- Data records

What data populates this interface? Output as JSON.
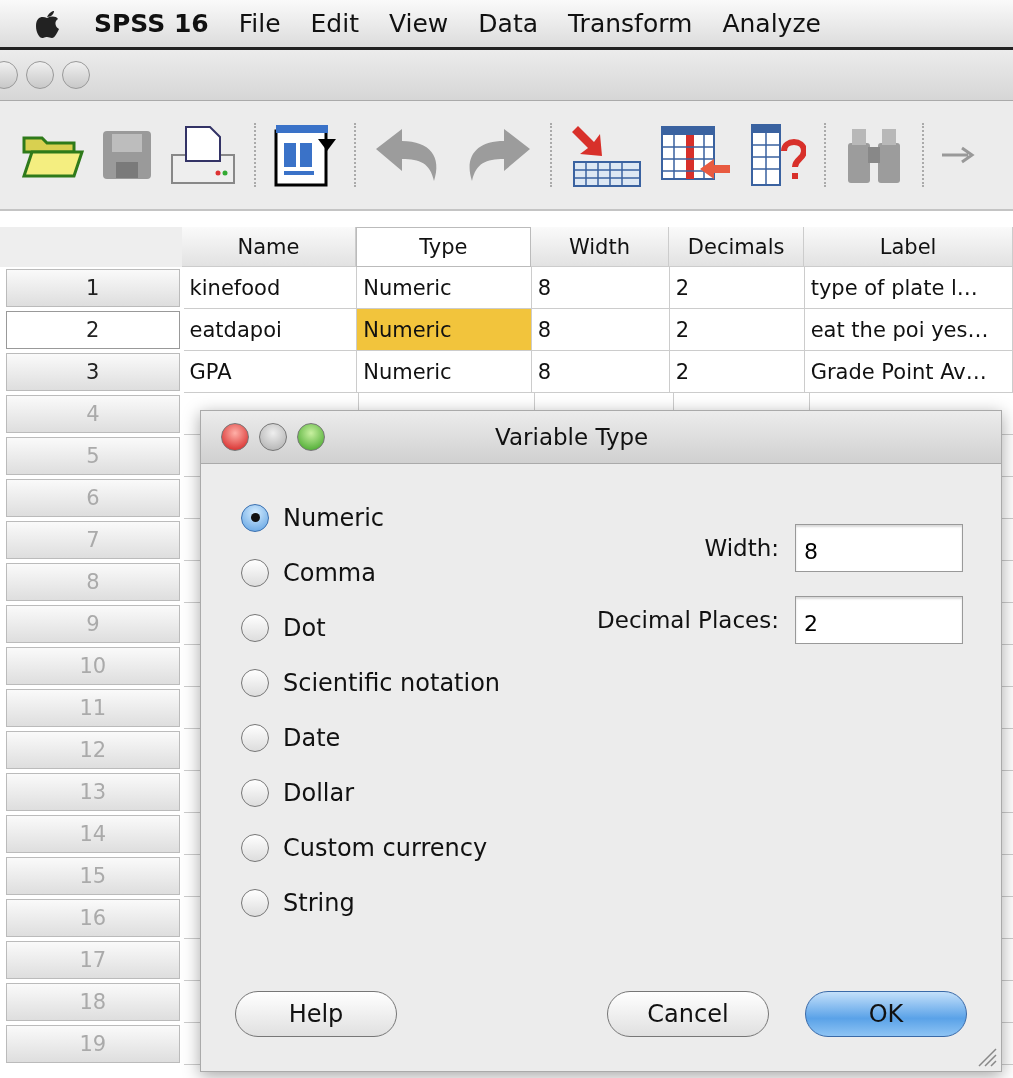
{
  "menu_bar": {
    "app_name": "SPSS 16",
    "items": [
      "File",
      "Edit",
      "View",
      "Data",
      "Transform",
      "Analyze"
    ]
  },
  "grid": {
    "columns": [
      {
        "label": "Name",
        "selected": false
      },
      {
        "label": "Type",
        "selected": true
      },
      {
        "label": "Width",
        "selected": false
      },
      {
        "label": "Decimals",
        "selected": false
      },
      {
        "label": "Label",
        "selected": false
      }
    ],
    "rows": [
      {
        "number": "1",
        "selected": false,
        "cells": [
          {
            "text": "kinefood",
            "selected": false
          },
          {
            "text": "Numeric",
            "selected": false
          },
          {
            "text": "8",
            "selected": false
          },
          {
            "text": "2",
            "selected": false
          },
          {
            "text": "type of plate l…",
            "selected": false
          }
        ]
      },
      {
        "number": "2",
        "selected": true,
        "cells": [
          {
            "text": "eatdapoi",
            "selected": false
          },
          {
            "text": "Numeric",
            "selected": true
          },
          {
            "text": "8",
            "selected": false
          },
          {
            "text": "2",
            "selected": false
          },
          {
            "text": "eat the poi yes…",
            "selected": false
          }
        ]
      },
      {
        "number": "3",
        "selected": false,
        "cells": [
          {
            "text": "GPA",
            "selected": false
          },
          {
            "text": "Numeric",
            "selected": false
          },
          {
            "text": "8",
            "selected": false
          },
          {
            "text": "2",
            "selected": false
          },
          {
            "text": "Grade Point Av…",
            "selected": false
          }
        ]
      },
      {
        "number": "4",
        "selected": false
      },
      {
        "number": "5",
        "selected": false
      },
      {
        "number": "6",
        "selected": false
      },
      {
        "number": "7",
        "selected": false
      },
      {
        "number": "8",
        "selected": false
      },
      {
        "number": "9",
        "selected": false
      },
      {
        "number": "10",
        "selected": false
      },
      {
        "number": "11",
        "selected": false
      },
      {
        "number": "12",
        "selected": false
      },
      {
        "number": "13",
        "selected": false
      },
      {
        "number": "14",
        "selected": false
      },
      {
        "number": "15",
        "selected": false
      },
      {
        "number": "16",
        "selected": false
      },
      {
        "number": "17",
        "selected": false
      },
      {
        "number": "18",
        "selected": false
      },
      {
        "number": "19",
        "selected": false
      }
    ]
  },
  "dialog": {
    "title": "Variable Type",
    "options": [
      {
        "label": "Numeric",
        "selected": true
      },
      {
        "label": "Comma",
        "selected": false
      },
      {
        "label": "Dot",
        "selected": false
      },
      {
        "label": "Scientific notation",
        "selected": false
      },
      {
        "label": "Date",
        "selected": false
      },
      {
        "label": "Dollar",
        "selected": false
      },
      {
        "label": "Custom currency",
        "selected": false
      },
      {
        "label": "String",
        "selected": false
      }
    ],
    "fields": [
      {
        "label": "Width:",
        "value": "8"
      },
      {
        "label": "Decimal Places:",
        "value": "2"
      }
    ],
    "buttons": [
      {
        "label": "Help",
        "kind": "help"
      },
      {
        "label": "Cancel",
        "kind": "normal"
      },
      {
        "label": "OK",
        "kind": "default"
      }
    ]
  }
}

- Task details
Pictures are excluded; copy all other data exactly as shown.

- Correct answer
What data populates this interface? Output as JSON.
{
  "menu_bar": {
    "app_name": "SPSS 16",
    "items": [
      "File",
      "Edit",
      "View",
      "Data",
      "Transform",
      "Analyze"
    ]
  },
  "grid": {
    "columns": [
      {
        "label": "Name",
        "selected": false
      },
      {
        "label": "Type",
        "selected": true
      },
      {
        "label": "Width",
        "selected": false
      },
      {
        "label": "Decimals",
        "selected": false
      },
      {
        "label": "Label",
        "selected": false
      }
    ],
    "rows": [
      {
        "number": "1",
        "selected": false,
        "cells": [
          {
            "text": "kinefood",
            "selected": false
          },
          {
            "text": "Numeric",
            "selected": false
          },
          {
            "text": "8",
            "selected": false
          },
          {
            "text": "2",
            "selected": false
          },
          {
            "text": "type of plate l…",
            "selected": false
          }
        ]
      },
      {
        "number": "2",
        "selected": true,
        "cells": [
          {
            "text": "eatdapoi",
            "selected": false
          },
          {
            "text": "Numeric",
            "selected": true
          },
          {
            "text": "8",
            "selected": false
          },
          {
            "text": "2",
            "selected": false
          },
          {
            "text": "eat the poi yes…",
            "selected": false
          }
        ]
      },
      {
        "number": "3",
        "selected": false,
        "cells": [
          {
            "text": "GPA",
            "selected": false
          },
          {
            "text": "Numeric",
            "selected": false
          },
          {
            "text": "8",
            "selected": false
          },
          {
            "text": "2",
            "selected": false
          },
          {
            "text": "Grade Point Av…",
            "selected": false
          }
        ]
      },
      {
        "number": "4",
        "selected": false
      },
      {
        "number": "5",
        "selected": false
      },
      {
        "number": "6",
        "selected": false
      },
      {
        "number": "7",
        "selected": false
      },
      {
        "number": "8",
        "selected": false
      },
      {
        "number": "9",
        "selected": false
      },
      {
        "number": "10",
        "selected": false
      },
      {
        "number": "11",
        "selected": false
      },
      {
        "number": "12",
        "selected": false
      },
      {
        "number": "13",
        "selected": false
      },
      {
        "number": "14",
        "selected": false
      },
      {
        "number": "15",
        "selected": false
      },
      {
        "number": "16",
        "selected": false
      },
      {
        "number": "17",
        "selected": false
      },
      {
        "number": "18",
        "selected": false
      },
      {
        "number": "19",
        "selected": false
      }
    ]
  },
  "dialog": {
    "title": "Variable Type",
    "options": [
      {
        "label": "Numeric",
        "selected": true
      },
      {
        "label": "Comma",
        "selected": false
      },
      {
        "label": "Dot",
        "selected": false
      },
      {
        "label": "Scientific notation",
        "selected": false
      },
      {
        "label": "Date",
        "selected": false
      },
      {
        "label": "Dollar",
        "selected": false
      },
      {
        "label": "Custom currency",
        "selected": false
      },
      {
        "label": "String",
        "selected": false
      }
    ],
    "fields": [
      {
        "label": "Width:",
        "value": "8"
      },
      {
        "label": "Decimal Places:",
        "value": "2"
      }
    ],
    "buttons": [
      {
        "label": "Help",
        "kind": "help"
      },
      {
        "label": "Cancel",
        "kind": "normal"
      },
      {
        "label": "OK",
        "kind": "default"
      }
    ]
  }
}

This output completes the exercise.